---------- PROVIDED ENTRIES ----------

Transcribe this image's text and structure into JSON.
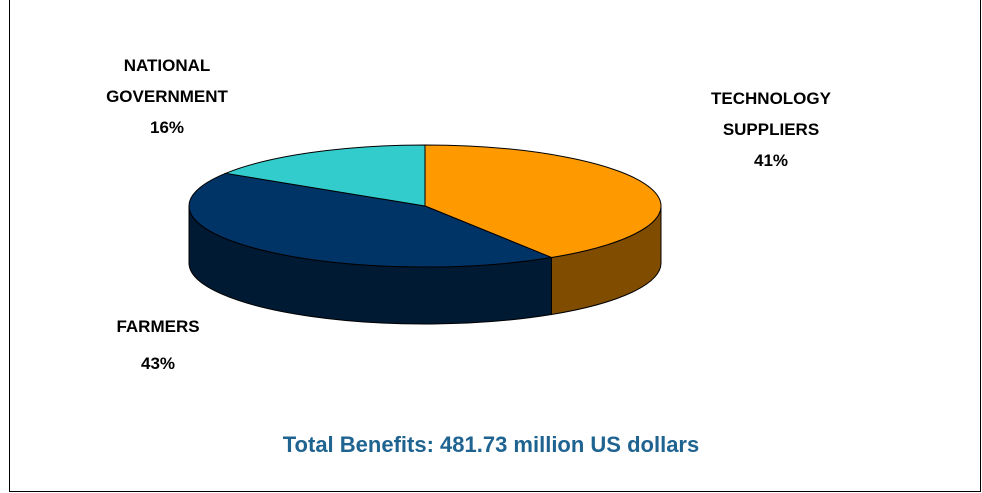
{
  "chart_data": {
    "type": "pie",
    "style": "3d",
    "slices": [
      {
        "label_lines": [
          "TECHNOLOGY",
          "SUPPLIERS"
        ],
        "value": 41,
        "value_label": "41%",
        "color": "#FF9900",
        "side_color": "#7F4C00"
      },
      {
        "label_lines": [
          "FARMERS"
        ],
        "value": 43,
        "value_label": "43%",
        "color": "#003366",
        "side_color": "#001A33"
      },
      {
        "label_lines": [
          "NATIONAL",
          "GOVERNMENT"
        ],
        "value": 16,
        "value_label": "16%",
        "color": "#33CCCC",
        "side_color": "#1A6666"
      }
    ],
    "caption": "Total Benefits: 481.73 million US dollars",
    "caption_color": "#1F6391",
    "legend": "none"
  }
}
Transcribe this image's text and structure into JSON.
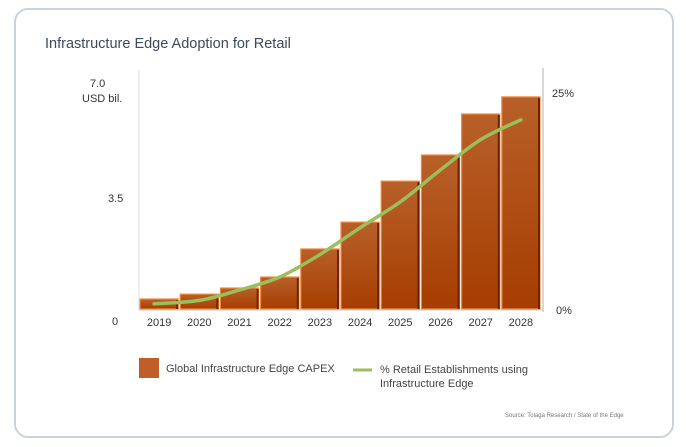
{
  "chart_data": {
    "type": "bar",
    "title": "Infrastructure Edge Adoption for Retail",
    "categories": [
      "2019",
      "2020",
      "2021",
      "2022",
      "2023",
      "2024",
      "2025",
      "2026",
      "2027",
      "2028"
    ],
    "ylabel": "USD bil.",
    "ylim": [
      0,
      7.0
    ],
    "yticks": [
      "0",
      "3.5",
      "7.0"
    ],
    "y2lim": [
      0,
      25
    ],
    "y2ticks": [
      "0%",
      "25%"
    ],
    "series": [
      {
        "name": "Global Infrastructure Edge CAPEX",
        "type": "bar",
        "axis": "left",
        "color": "#b8561c",
        "values": [
          0.31,
          0.46,
          0.65,
          0.99,
          1.86,
          2.69,
          3.96,
          4.77,
          6.04,
          6.57
        ]
      },
      {
        "name": "% Retail Establishments using Infrastructure Edge",
        "type": "line",
        "axis": "right",
        "color": "#9bbf5a",
        "values": [
          0.6,
          1.0,
          2.2,
          3.7,
          6.3,
          9.4,
          12.4,
          16.1,
          19.6,
          21.9
        ]
      }
    ],
    "legend": "bottom",
    "grid": false,
    "source": "Source: Tolaga Research / State of the Edge"
  }
}
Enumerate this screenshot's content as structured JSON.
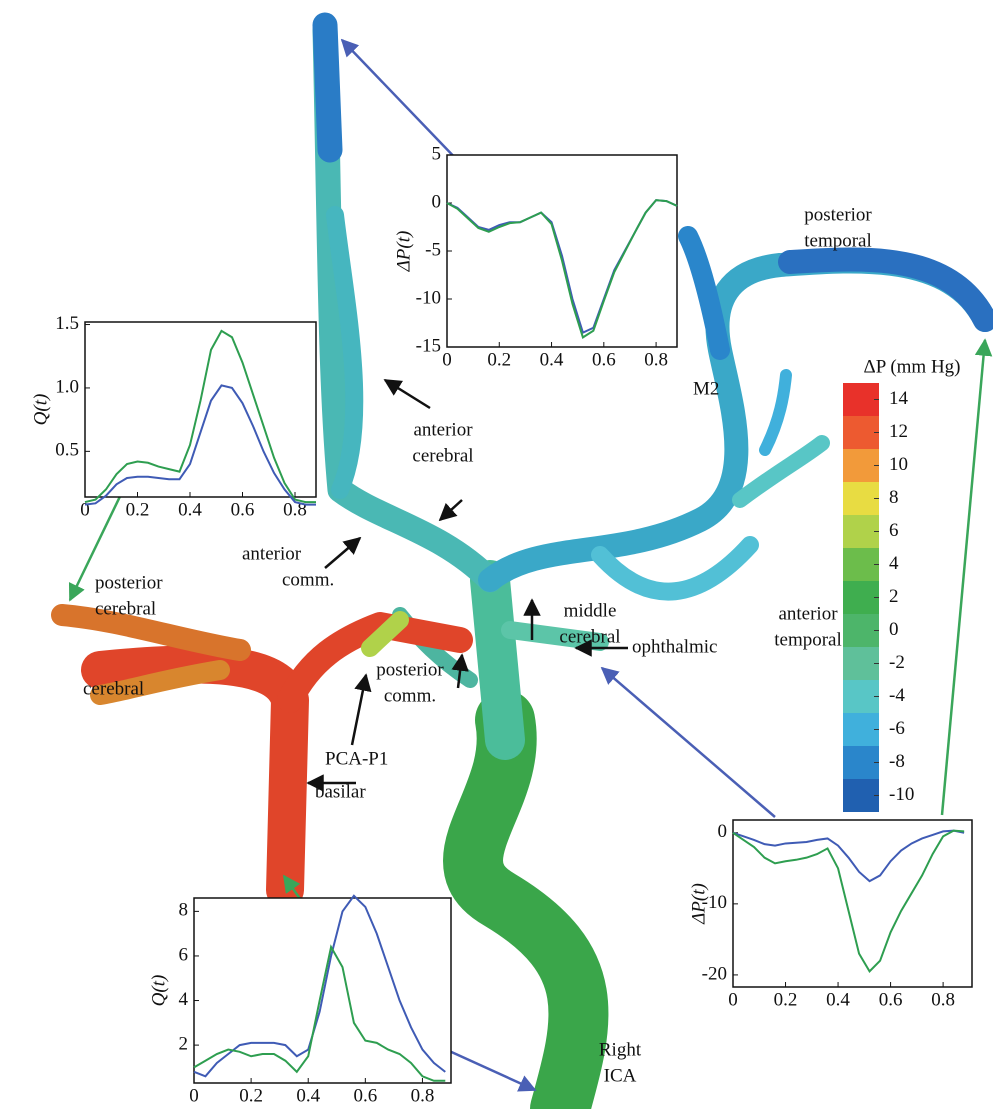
{
  "chart_data": [
    {
      "type": "line",
      "ylabel": "ΔP(t)",
      "x": [
        0,
        0.04,
        0.08,
        0.12,
        0.16,
        0.2,
        0.24,
        0.28,
        0.32,
        0.36,
        0.4,
        0.44,
        0.48,
        0.52,
        0.56,
        0.6,
        0.64,
        0.68,
        0.72,
        0.76,
        0.8,
        0.84,
        0.88
      ],
      "xlim": [
        0,
        0.88
      ],
      "ylim": [
        -15,
        5
      ],
      "xticks": [
        0,
        0.2,
        0.4,
        0.6,
        0.8
      ],
      "yticks": [
        -15,
        -10,
        -5,
        0,
        5
      ],
      "series": [
        {
          "color": "#3f5bb5",
          "values": [
            0,
            -0.5,
            -1.5,
            -2.5,
            -2.8,
            -2.3,
            -2,
            -2,
            -1.5,
            -1,
            -2,
            -5.5,
            -10,
            -13.5,
            -13,
            -10,
            -7,
            -5,
            -3,
            -1,
            0.3,
            0.2,
            -0.3
          ]
        },
        {
          "color": "#2e9e50",
          "values": [
            0,
            -0.6,
            -1.6,
            -2.6,
            -3,
            -2.5,
            -2.1,
            -2,
            -1.5,
            -1,
            -2.2,
            -6,
            -10.5,
            -14,
            -13.3,
            -10.2,
            -7.2,
            -5.1,
            -3,
            -1,
            0.3,
            0.2,
            -0.3
          ]
        }
      ]
    },
    {
      "type": "line",
      "ylabel": "Q(t)",
      "x": [
        0,
        0.04,
        0.08,
        0.12,
        0.16,
        0.2,
        0.24,
        0.28,
        0.32,
        0.36,
        0.4,
        0.44,
        0.48,
        0.52,
        0.56,
        0.6,
        0.64,
        0.68,
        0.72,
        0.76,
        0.8,
        0.84,
        0.88
      ],
      "xlim": [
        0,
        0.88
      ],
      "ylim": [
        0.14,
        1.52
      ],
      "xticks": [
        0,
        0.2,
        0.4,
        0.6,
        0.8
      ],
      "yticks": [
        0.5,
        {
          "value": 1,
          "label": "1.0"
        },
        1.5
      ],
      "series": [
        {
          "color": "#2e9e50",
          "values": [
            0.1,
            0.12,
            0.2,
            0.32,
            0.4,
            0.42,
            0.41,
            0.38,
            0.36,
            0.34,
            0.55,
            0.9,
            1.3,
            1.45,
            1.4,
            1.2,
            0.95,
            0.7,
            0.45,
            0.25,
            0.12,
            0.1,
            0.1
          ]
        },
        {
          "color": "#3f5bb5",
          "values": [
            0.08,
            0.09,
            0.15,
            0.24,
            0.29,
            0.3,
            0.3,
            0.29,
            0.28,
            0.28,
            0.4,
            0.65,
            0.9,
            1.02,
            1,
            0.88,
            0.7,
            0.5,
            0.33,
            0.2,
            0.1,
            0.08,
            0.08
          ]
        }
      ]
    },
    {
      "type": "line",
      "ylabel": "Q(t)",
      "x": [
        0,
        0.04,
        0.08,
        0.12,
        0.16,
        0.2,
        0.24,
        0.28,
        0.32,
        0.36,
        0.4,
        0.44,
        0.48,
        0.52,
        0.56,
        0.6,
        0.64,
        0.68,
        0.72,
        0.76,
        0.8,
        0.84,
        0.88
      ],
      "xlim": [
        0,
        0.9
      ],
      "ylim": [
        0.3,
        8.6
      ],
      "xticks": [
        0,
        0.2,
        0.4,
        0.6,
        0.8
      ],
      "yticks": [
        2,
        4,
        6,
        8
      ],
      "series": [
        {
          "color": "#3f5bb5",
          "values": [
            0.8,
            0.6,
            1.2,
            1.6,
            2,
            2.1,
            2.1,
            2.1,
            2,
            1.5,
            1.8,
            3.5,
            6,
            8,
            8.7,
            8.2,
            7,
            5.5,
            4,
            2.8,
            1.8,
            1.2,
            0.8
          ]
        },
        {
          "color": "#2e9e50",
          "values": [
            1,
            1.3,
            1.6,
            1.8,
            1.7,
            1.5,
            1.6,
            1.6,
            1.3,
            0.8,
            1.5,
            4,
            6.4,
            5.5,
            3,
            2.2,
            2.1,
            1.8,
            1.6,
            1.2,
            0.6,
            0.4,
            0.4
          ]
        }
      ]
    },
    {
      "type": "line",
      "ylabel": "ΔP(t)",
      "x": [
        0,
        0.04,
        0.08,
        0.12,
        0.16,
        0.2,
        0.24,
        0.28,
        0.32,
        0.36,
        0.4,
        0.44,
        0.48,
        0.52,
        0.56,
        0.6,
        0.64,
        0.68,
        0.72,
        0.76,
        0.8,
        0.84,
        0.88
      ],
      "xlim": [
        0,
        0.91
      ],
      "ylim": [
        -21.7,
        1.8
      ],
      "xticks": [
        0,
        0.2,
        0.4,
        0.6,
        0.8
      ],
      "yticks": [
        -20,
        -10,
        0
      ],
      "series": [
        {
          "color": "#3f5bb5",
          "values": [
            0,
            -0.5,
            -1,
            -1.6,
            -1.8,
            -1.5,
            -1.4,
            -1.3,
            -1,
            -0.8,
            -1.8,
            -3.5,
            -5.5,
            -6.8,
            -6,
            -4,
            -2.5,
            -1.5,
            -0.8,
            -0.3,
            0.2,
            0.3,
            0
          ]
        },
        {
          "color": "#2e9e50",
          "values": [
            0,
            -1,
            -2,
            -3.5,
            -4.3,
            -4,
            -3.8,
            -3.5,
            -3,
            -2.2,
            -5,
            -11,
            -17,
            -19.5,
            -18,
            -14,
            -11,
            -8.5,
            -6,
            -3,
            -0.5,
            0.3,
            0.2
          ]
        }
      ]
    }
  ],
  "colorbar": {
    "title": "ΔP (mm Hg)",
    "ticks": [
      14,
      12,
      10,
      8,
      6,
      4,
      2,
      0,
      -2,
      -4,
      -6,
      -8,
      -10
    ],
    "colors": [
      "#e8312a",
      "#ed5a30",
      "#f29a3a",
      "#e8dc42",
      "#b0d24a",
      "#6cbd4b",
      "#3fae4f",
      "#4db56a",
      "#5fc09a",
      "#58c6c6",
      "#40b0dc",
      "#2a86cb",
      "#2060b0"
    ]
  },
  "labels": [
    {
      "lines": [
        "posterior",
        "temporal"
      ]
    },
    {
      "lines": [
        "M2"
      ]
    },
    {
      "lines": [
        "anterior",
        "cerebral"
      ]
    },
    {
      "lines": [
        "anterior",
        "comm."
      ]
    },
    {
      "lines": [
        "posterior",
        "cerebral"
      ]
    },
    {
      "lines": [
        "cerebral"
      ]
    },
    {
      "lines": [
        "middle",
        "cerebral"
      ]
    },
    {
      "lines": [
        "ophthalmic"
      ]
    },
    {
      "lines": [
        "posterior",
        "comm."
      ]
    },
    {
      "lines": [
        "PCA-P1"
      ]
    },
    {
      "lines": [
        "basilar"
      ]
    },
    {
      "lines": [
        "anterior",
        "temporal"
      ]
    },
    {
      "lines": [
        "Right",
        "ICA"
      ]
    }
  ]
}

----------

* EXERCISE DESCRIPTION *
Your answer should be a single number: how many lines of the material contain the word "name".

* RESULT *
2